**EXERCISE MATERIALS:**
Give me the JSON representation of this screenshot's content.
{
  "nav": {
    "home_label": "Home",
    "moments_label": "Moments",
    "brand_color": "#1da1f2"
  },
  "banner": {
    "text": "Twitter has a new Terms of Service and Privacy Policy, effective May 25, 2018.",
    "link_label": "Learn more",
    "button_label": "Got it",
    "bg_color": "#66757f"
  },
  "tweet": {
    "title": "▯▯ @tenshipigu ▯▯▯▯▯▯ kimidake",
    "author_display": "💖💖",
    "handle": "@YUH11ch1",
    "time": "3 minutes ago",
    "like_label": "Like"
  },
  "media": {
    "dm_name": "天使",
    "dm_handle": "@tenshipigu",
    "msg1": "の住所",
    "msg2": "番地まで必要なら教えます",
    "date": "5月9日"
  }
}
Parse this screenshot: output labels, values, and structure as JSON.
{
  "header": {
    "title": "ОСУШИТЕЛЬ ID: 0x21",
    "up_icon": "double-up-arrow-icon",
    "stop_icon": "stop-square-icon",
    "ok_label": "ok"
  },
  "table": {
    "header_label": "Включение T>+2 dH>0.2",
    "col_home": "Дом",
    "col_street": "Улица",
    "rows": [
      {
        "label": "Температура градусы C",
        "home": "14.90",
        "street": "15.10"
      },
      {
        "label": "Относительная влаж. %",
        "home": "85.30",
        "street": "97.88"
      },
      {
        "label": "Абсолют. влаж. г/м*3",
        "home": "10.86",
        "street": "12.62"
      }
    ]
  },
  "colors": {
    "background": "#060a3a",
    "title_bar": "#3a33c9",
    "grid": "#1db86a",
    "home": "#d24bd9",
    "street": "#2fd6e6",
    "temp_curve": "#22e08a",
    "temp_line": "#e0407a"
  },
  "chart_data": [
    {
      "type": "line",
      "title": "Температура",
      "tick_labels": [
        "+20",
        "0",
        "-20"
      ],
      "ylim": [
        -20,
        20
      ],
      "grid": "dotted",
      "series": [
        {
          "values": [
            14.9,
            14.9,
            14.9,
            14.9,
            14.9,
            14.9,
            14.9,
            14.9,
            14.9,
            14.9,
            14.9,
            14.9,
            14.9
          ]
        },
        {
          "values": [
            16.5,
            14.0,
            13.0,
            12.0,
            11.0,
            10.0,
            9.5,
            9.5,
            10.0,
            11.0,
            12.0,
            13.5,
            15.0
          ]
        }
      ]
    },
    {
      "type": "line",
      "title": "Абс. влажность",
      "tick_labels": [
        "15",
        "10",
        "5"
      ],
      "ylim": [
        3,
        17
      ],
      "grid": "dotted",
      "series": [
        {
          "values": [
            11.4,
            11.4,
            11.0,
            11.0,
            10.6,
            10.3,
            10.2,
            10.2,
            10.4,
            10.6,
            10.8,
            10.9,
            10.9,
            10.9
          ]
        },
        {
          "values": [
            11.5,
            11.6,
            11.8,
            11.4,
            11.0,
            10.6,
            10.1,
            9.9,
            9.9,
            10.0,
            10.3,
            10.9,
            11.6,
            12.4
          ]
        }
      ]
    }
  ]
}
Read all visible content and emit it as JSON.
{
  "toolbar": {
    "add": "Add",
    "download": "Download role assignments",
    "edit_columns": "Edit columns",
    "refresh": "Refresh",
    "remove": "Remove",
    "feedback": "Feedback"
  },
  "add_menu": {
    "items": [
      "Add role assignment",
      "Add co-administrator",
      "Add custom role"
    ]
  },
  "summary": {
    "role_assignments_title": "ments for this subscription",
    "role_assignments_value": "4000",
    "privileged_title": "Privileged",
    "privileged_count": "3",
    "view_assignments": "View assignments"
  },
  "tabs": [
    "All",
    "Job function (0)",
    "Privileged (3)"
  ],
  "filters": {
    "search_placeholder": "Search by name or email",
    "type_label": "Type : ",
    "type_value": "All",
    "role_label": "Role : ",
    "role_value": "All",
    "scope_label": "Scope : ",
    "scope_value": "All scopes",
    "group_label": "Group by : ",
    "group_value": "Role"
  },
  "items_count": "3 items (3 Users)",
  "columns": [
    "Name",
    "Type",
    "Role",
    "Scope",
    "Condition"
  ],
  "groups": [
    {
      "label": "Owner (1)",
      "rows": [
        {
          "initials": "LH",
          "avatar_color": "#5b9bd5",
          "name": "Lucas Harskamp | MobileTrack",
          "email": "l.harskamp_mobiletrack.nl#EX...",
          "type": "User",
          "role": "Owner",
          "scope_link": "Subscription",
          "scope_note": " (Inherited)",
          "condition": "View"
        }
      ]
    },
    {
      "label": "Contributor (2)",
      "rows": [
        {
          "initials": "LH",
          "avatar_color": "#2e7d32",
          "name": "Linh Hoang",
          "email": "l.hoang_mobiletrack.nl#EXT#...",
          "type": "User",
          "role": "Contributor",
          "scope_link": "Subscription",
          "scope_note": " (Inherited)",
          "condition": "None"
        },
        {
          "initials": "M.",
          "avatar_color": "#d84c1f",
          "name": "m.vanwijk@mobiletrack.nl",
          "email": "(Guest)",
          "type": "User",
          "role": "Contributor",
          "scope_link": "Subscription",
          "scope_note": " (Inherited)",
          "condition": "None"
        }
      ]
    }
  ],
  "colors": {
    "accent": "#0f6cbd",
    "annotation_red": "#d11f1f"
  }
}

**WHAT THIS TASK INVOLVES:** Find every line containing the word "JSON", then give the total and nothing more.

**ANSWER:** 3